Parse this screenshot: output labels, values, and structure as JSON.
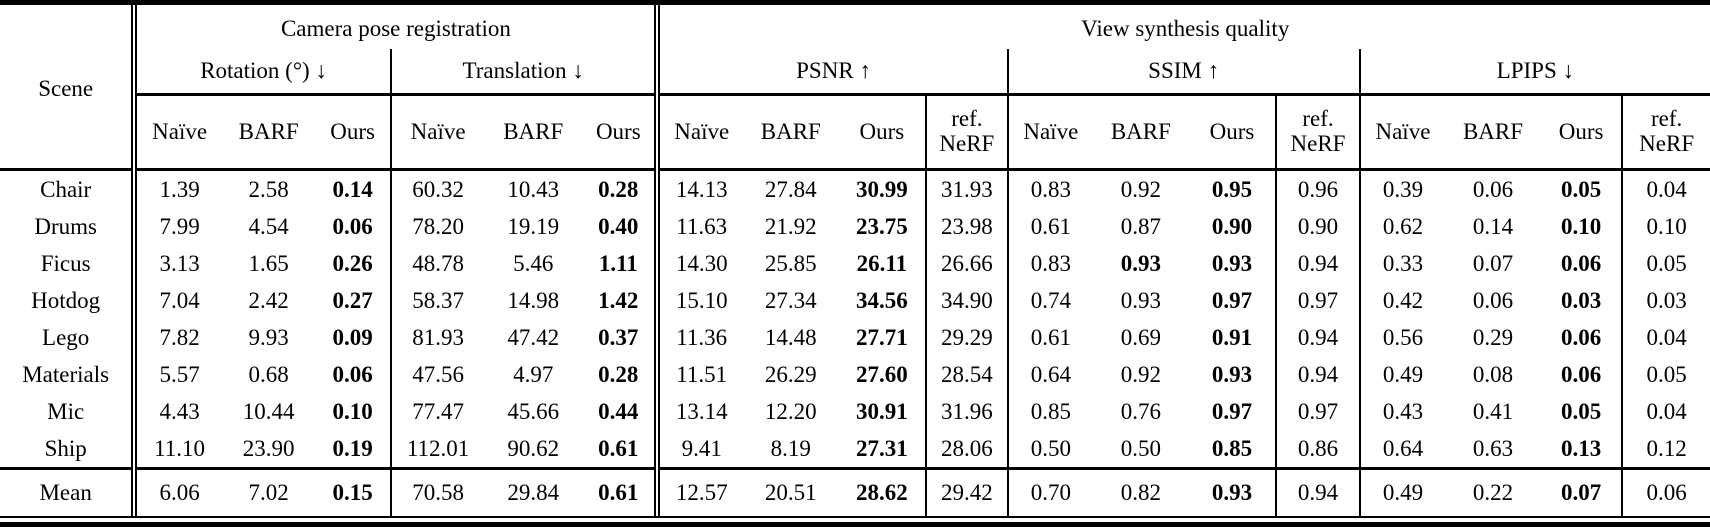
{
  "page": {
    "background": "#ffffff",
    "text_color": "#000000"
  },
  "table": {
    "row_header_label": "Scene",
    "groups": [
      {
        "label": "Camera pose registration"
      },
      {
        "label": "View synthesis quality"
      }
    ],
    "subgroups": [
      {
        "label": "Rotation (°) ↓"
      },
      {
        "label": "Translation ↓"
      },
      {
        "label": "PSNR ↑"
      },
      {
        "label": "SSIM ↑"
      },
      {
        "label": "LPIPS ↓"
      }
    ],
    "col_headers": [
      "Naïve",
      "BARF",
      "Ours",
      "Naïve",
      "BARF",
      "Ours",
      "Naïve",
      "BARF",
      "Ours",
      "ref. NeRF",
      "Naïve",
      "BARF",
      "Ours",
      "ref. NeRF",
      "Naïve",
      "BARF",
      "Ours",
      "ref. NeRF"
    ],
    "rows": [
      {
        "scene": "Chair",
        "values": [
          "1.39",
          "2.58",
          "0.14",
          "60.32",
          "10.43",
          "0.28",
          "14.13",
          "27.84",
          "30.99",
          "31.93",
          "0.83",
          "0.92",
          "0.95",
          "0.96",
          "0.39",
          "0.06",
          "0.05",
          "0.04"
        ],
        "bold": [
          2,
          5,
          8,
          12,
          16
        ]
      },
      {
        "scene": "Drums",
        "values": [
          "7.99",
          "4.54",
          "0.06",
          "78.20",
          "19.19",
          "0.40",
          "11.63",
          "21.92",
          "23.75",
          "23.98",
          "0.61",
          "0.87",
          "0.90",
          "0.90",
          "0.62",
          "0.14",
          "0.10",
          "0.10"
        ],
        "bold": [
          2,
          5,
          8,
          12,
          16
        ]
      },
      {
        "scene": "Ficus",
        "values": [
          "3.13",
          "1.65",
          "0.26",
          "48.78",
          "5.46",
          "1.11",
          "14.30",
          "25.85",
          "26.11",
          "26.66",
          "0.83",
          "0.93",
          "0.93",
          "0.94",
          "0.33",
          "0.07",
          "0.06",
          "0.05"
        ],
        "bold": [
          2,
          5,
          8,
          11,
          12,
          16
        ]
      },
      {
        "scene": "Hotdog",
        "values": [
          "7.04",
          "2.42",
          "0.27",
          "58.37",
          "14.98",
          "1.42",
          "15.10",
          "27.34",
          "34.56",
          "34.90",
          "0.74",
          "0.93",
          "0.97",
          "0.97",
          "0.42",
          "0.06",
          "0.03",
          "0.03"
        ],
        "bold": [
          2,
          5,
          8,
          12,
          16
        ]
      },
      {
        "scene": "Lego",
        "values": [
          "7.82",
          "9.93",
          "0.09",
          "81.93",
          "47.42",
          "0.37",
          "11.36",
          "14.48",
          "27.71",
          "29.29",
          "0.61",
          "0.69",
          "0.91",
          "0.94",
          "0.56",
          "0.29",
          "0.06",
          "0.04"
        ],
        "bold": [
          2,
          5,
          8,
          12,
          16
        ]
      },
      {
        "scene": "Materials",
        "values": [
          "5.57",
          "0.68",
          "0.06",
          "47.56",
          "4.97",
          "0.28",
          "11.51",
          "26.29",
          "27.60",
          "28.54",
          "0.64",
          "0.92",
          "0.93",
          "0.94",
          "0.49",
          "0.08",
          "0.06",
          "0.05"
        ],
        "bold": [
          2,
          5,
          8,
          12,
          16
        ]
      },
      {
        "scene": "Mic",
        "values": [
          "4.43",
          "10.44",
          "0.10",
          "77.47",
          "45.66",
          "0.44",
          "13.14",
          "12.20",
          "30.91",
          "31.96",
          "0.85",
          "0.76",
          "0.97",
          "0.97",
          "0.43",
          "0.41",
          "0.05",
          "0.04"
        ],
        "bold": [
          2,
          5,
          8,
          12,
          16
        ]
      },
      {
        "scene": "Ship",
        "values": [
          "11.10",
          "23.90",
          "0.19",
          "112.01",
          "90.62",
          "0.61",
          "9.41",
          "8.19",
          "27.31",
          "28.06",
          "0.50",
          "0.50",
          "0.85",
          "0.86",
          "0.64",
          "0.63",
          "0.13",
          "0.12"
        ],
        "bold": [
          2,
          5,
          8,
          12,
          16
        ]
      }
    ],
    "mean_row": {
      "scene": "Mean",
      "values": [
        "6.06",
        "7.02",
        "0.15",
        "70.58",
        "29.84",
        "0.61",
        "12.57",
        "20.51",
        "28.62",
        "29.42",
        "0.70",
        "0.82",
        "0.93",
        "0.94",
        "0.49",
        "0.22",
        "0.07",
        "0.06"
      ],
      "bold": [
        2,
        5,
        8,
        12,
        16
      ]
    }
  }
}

☆ ☆ ☆ ☆ ☆

▸ **GOAL**
Write the records above out again exactly, with no pictures in your copy.

▸ **OUTPUT FOR THIS TASK**
Parse this screenshot: output labels, values, and structure as JSON.
{
  "page": {
    "background": "#ffffff",
    "text_color": "#000000"
  },
  "table": {
    "row_header_label": "Scene",
    "groups": [
      {
        "label": "Camera pose registration"
      },
      {
        "label": "View synthesis quality"
      }
    ],
    "subgroups": [
      {
        "label": "Rotation (°) ↓"
      },
      {
        "label": "Translation ↓"
      },
      {
        "label": "PSNR ↑"
      },
      {
        "label": "SSIM ↑"
      },
      {
        "label": "LPIPS ↓"
      }
    ],
    "col_headers": [
      "Naïve",
      "BARF",
      "Ours",
      "Naïve",
      "BARF",
      "Ours",
      "Naïve",
      "BARF",
      "Ours",
      "ref. NeRF",
      "Naïve",
      "BARF",
      "Ours",
      "ref. NeRF",
      "Naïve",
      "BARF",
      "Ours",
      "ref. NeRF"
    ],
    "rows": [
      {
        "scene": "Chair",
        "values": [
          "1.39",
          "2.58",
          "0.14",
          "60.32",
          "10.43",
          "0.28",
          "14.13",
          "27.84",
          "30.99",
          "31.93",
          "0.83",
          "0.92",
          "0.95",
          "0.96",
          "0.39",
          "0.06",
          "0.05",
          "0.04"
        ],
        "bold": [
          2,
          5,
          8,
          12,
          16
        ]
      },
      {
        "scene": "Drums",
        "values": [
          "7.99",
          "4.54",
          "0.06",
          "78.20",
          "19.19",
          "0.40",
          "11.63",
          "21.92",
          "23.75",
          "23.98",
          "0.61",
          "0.87",
          "0.90",
          "0.90",
          "0.62",
          "0.14",
          "0.10",
          "0.10"
        ],
        "bold": [
          2,
          5,
          8,
          12,
          16
        ]
      },
      {
        "scene": "Ficus",
        "values": [
          "3.13",
          "1.65",
          "0.26",
          "48.78",
          "5.46",
          "1.11",
          "14.30",
          "25.85",
          "26.11",
          "26.66",
          "0.83",
          "0.93",
          "0.93",
          "0.94",
          "0.33",
          "0.07",
          "0.06",
          "0.05"
        ],
        "bold": [
          2,
          5,
          8,
          11,
          12,
          16
        ]
      },
      {
        "scene": "Hotdog",
        "values": [
          "7.04",
          "2.42",
          "0.27",
          "58.37",
          "14.98",
          "1.42",
          "15.10",
          "27.34",
          "34.56",
          "34.90",
          "0.74",
          "0.93",
          "0.97",
          "0.97",
          "0.42",
          "0.06",
          "0.03",
          "0.03"
        ],
        "bold": [
          2,
          5,
          8,
          12,
          16
        ]
      },
      {
        "scene": "Lego",
        "values": [
          "7.82",
          "9.93",
          "0.09",
          "81.93",
          "47.42",
          "0.37",
          "11.36",
          "14.48",
          "27.71",
          "29.29",
          "0.61",
          "0.69",
          "0.91",
          "0.94",
          "0.56",
          "0.29",
          "0.06",
          "0.04"
        ],
        "bold": [
          2,
          5,
          8,
          12,
          16
        ]
      },
      {
        "scene": "Materials",
        "values": [
          "5.57",
          "0.68",
          "0.06",
          "47.56",
          "4.97",
          "0.28",
          "11.51",
          "26.29",
          "27.60",
          "28.54",
          "0.64",
          "0.92",
          "0.93",
          "0.94",
          "0.49",
          "0.08",
          "0.06",
          "0.05"
        ],
        "bold": [
          2,
          5,
          8,
          12,
          16
        ]
      },
      {
        "scene": "Mic",
        "values": [
          "4.43",
          "10.44",
          "0.10",
          "77.47",
          "45.66",
          "0.44",
          "13.14",
          "12.20",
          "30.91",
          "31.96",
          "0.85",
          "0.76",
          "0.97",
          "0.97",
          "0.43",
          "0.41",
          "0.05",
          "0.04"
        ],
        "bold": [
          2,
          5,
          8,
          12,
          16
        ]
      },
      {
        "scene": "Ship",
        "values": [
          "11.10",
          "23.90",
          "0.19",
          "112.01",
          "90.62",
          "0.61",
          "9.41",
          "8.19",
          "27.31",
          "28.06",
          "0.50",
          "0.50",
          "0.85",
          "0.86",
          "0.64",
          "0.63",
          "0.13",
          "0.12"
        ],
        "bold": [
          2,
          5,
          8,
          12,
          16
        ]
      }
    ],
    "mean_row": {
      "scene": "Mean",
      "values": [
        "6.06",
        "7.02",
        "0.15",
        "70.58",
        "29.84",
        "0.61",
        "12.57",
        "20.51",
        "28.62",
        "29.42",
        "0.70",
        "0.82",
        "0.93",
        "0.94",
        "0.49",
        "0.22",
        "0.07",
        "0.06"
      ],
      "bold": [
        2,
        5,
        8,
        12,
        16
      ]
    }
  }
}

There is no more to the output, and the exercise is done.